:: Input for this task
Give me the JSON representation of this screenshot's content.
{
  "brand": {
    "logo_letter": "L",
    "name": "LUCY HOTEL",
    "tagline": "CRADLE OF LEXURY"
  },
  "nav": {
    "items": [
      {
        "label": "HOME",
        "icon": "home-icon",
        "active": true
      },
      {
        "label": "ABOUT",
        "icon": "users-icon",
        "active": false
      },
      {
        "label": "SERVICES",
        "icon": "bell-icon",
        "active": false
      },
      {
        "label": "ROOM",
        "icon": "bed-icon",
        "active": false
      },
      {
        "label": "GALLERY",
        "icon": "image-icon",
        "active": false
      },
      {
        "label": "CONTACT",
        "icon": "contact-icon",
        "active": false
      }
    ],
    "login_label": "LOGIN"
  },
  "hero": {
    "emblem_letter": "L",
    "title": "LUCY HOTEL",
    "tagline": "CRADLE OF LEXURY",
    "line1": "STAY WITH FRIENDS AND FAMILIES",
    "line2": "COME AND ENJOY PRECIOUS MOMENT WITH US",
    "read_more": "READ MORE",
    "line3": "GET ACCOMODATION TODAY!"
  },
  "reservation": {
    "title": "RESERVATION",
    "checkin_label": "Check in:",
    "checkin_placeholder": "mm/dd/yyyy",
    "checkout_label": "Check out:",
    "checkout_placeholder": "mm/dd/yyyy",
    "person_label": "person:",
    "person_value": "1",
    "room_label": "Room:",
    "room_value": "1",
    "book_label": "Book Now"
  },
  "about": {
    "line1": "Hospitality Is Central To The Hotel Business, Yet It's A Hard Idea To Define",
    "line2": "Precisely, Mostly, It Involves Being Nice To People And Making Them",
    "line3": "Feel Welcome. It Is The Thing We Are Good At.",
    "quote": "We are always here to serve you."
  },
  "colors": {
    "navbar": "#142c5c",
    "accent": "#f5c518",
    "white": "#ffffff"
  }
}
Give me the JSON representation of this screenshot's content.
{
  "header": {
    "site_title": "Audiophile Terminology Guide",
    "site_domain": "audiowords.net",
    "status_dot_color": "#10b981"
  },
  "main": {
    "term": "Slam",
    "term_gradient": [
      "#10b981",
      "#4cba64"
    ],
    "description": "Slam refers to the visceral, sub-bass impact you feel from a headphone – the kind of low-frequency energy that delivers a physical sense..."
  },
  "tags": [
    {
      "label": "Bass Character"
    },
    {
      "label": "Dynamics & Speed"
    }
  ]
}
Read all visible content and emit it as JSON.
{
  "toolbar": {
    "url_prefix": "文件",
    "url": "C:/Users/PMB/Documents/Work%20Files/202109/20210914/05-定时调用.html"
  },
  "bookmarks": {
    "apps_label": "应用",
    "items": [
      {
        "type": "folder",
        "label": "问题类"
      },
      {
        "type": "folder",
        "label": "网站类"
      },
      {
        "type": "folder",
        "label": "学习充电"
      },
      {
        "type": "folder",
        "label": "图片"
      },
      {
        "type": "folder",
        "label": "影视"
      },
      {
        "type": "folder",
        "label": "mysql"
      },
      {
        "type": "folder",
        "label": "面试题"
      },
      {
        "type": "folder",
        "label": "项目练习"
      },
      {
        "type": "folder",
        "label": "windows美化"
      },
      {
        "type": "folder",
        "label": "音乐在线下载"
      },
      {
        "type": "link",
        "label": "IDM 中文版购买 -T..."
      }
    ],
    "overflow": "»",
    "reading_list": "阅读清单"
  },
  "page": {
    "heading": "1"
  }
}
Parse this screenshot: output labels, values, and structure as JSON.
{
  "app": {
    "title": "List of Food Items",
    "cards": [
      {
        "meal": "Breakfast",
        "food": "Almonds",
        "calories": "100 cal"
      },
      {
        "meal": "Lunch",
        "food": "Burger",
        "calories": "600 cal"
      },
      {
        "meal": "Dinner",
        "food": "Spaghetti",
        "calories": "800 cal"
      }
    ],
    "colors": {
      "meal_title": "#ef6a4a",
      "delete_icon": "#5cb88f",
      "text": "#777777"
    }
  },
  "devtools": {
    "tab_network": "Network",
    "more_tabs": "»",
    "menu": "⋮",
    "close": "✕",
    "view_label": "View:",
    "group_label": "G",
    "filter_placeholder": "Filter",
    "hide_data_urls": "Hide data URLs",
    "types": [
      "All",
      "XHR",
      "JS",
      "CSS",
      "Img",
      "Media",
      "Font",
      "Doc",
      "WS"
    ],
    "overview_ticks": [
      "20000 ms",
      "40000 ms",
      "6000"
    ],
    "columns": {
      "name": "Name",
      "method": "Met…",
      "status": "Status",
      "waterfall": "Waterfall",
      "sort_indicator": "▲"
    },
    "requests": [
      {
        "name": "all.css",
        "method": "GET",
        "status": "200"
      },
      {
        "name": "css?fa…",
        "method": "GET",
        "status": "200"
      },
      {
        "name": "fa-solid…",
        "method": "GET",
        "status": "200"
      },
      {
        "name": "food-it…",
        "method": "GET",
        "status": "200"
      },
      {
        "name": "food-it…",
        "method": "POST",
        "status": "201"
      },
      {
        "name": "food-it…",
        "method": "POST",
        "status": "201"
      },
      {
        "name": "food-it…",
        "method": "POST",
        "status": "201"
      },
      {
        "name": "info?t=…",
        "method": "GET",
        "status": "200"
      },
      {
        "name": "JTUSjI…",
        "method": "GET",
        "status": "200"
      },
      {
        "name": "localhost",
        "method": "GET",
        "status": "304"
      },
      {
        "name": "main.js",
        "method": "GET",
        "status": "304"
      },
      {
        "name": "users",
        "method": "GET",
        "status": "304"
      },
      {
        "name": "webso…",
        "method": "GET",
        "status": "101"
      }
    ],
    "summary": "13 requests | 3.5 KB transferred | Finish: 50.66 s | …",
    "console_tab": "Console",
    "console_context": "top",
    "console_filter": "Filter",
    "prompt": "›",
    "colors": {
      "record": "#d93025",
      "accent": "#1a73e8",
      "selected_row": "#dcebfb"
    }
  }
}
::::
_Set exercise_: Nothing may be left out: return each entry exactly as it reads.

_Answer to the exercise_:
Give me the JSON representation of this screenshot's content.
{
  "brand": {
    "logo_letter": "L",
    "name": "LUCY HOTEL",
    "tagline": "CRADLE OF LEXURY"
  },
  "nav": {
    "items": [
      {
        "label": "HOME",
        "icon": "home-icon",
        "active": true
      },
      {
        "label": "ABOUT",
        "icon": "users-icon",
        "active": false
      },
      {
        "label": "SERVICES",
        "icon": "bell-icon",
        "active": false
      },
      {
        "label": "ROOM",
        "icon": "bed-icon",
        "active": false
      },
      {
        "label": "GALLERY",
        "icon": "image-icon",
        "active": false
      },
      {
        "label": "CONTACT",
        "icon": "contact-icon",
        "active": false
      }
    ],
    "login_label": "LOGIN"
  },
  "hero": {
    "emblem_letter": "L",
    "title": "LUCY HOTEL",
    "tagline": "CRADLE OF LEXURY",
    "line1": "STAY WITH FRIENDS AND FAMILIES",
    "line2": "COME AND ENJOY PRECIOUS MOMENT WITH US",
    "read_more": "READ MORE",
    "line3": "GET ACCOMODATION TODAY!"
  },
  "reservation": {
    "title": "RESERVATION",
    "checkin_label": "Check in:",
    "checkin_placeholder": "mm/dd/yyyy",
    "checkout_label": "Check out:",
    "checkout_placeholder": "mm/dd/yyyy",
    "person_label": "person:",
    "person_value": "1",
    "room_label": "Room:",
    "room_value": "1",
    "book_label": "Book Now"
  },
  "about": {
    "line1": "Hospitality Is Central To The Hotel Business, Yet It's A Hard Idea To Define",
    "line2": "Precisely, Mostly, It Involves Being Nice To People And Making Them",
    "line3": "Feel Welcome. It Is The Thing We Are Good At.",
    "quote": "We are always here to serve you."
  },
  "colors": {
    "navbar": "#142c5c",
    "accent": "#f5c518",
    "white": "#ffffff"
  }
}
Give me the JSON representation of this screenshot's content.
{
  "header": {
    "site_title": "Audiophile Terminology Guide",
    "site_domain": "audiowords.net",
    "status_dot_color": "#10b981"
  },
  "main": {
    "term": "Slam",
    "term_gradient": [
      "#10b981",
      "#4cba64"
    ],
    "description": "Slam refers to the visceral, sub-bass impact you feel from a headphone – the kind of low-frequency energy that delivers a physical sense..."
  },
  "tags": [
    {
      "label": "Bass Character"
    },
    {
      "label": "Dynamics & Speed"
    }
  ]
}
Read all visible content and emit it as JSON.
{
  "toolbar": {
    "url_prefix": "文件",
    "url": "C:/Users/PMB/Documents/Work%20Files/202109/20210914/05-定时调用.html"
  },
  "bookmarks": {
    "apps_label": "应用",
    "items": [
      {
        "type": "folder",
        "label": "问题类"
      },
      {
        "type": "folder",
        "label": "网站类"
      },
      {
        "type": "folder",
        "label": "学习充电"
      },
      {
        "type": "folder",
        "label": "图片"
      },
      {
        "type": "folder",
        "label": "影视"
      },
      {
        "type": "folder",
        "label": "mysql"
      },
      {
        "type": "folder",
        "label": "面试题"
      },
      {
        "type": "folder",
        "label": "项目练习"
      },
      {
        "type": "folder",
        "label": "windows美化"
      },
      {
        "type": "folder",
        "label": "音乐在线下载"
      },
      {
        "type": "link",
        "label": "IDM 中文版购买 -T..."
      }
    ],
    "overflow": "»",
    "reading_list": "阅读清单"
  },
  "page": {
    "heading": "1"
  }
}
Parse this screenshot: output labels, values, and structure as JSON.
{
  "app": {
    "title": "List of Food Items",
    "cards": [
      {
        "meal": "Breakfast",
        "food": "Almonds",
        "calories": "100 cal"
      },
      {
        "meal": "Lunch",
        "food": "Burger",
        "calories": "600 cal"
      },
      {
        "meal": "Dinner",
        "food": "Spaghetti",
        "calories": "800 cal"
      }
    ],
    "colors": {
      "meal_title": "#ef6a4a",
      "delete_icon": "#5cb88f",
      "text": "#777777"
    }
  },
  "devtools": {
    "tab_network": "Network",
    "more_tabs": "»",
    "menu": "⋮",
    "close": "✕",
    "view_label": "View:",
    "group_label": "G",
    "filter_placeholder": "Filter",
    "hide_data_urls": "Hide data URLs",
    "types": [
      "All",
      "XHR",
      "JS",
      "CSS",
      "Img",
      "Media",
      "Font",
      "Doc",
      "WS"
    ],
    "overview_ticks": [
      "20000 ms",
      "40000 ms",
      "6000"
    ],
    "columns": {
      "name": "Name",
      "method": "Met…",
      "status": "Status",
      "waterfall": "Waterfall",
      "sort_indicator": "▲"
    },
    "requests": [
      {
        "name": "all.css",
        "method": "GET",
        "status": "200"
      },
      {
        "name": "css?fa…",
        "method": "GET",
        "status": "200"
      },
      {
        "name": "fa-solid…",
        "method": "GET",
        "status": "200"
      },
      {
        "name": "food-it…",
        "method": "GET",
        "status": "200"
      },
      {
        "name": "food-it…",
        "method": "POST",
        "status": "201"
      },
      {
        "name": "food-it…",
        "method": "POST",
        "status": "201"
      },
      {
        "name": "food-it…",
        "method": "POST",
        "status": "201"
      },
      {
        "name": "info?t=…",
        "method": "GET",
        "status": "200"
      },
      {
        "name": "JTUSjI…",
        "method": "GET",
        "status": "200"
      },
      {
        "name": "localhost",
        "method": "GET",
        "status": "304"
      },
      {
        "name": "main.js",
        "method": "GET",
        "status": "304"
      },
      {
        "name": "users",
        "method": "GET",
        "status": "304"
      },
      {
        "name": "webso…",
        "method": "GET",
        "status": "101"
      }
    ],
    "summary": "13 requests | 3.5 KB transferred | Finish: 50.66 s | …",
    "console_tab": "Console",
    "console_context": "top",
    "console_filter": "Filter",
    "prompt": "›",
    "colors": {
      "record": "#d93025",
      "accent": "#1a73e8",
      "selected_row": "#dcebfb"
    }
  }
}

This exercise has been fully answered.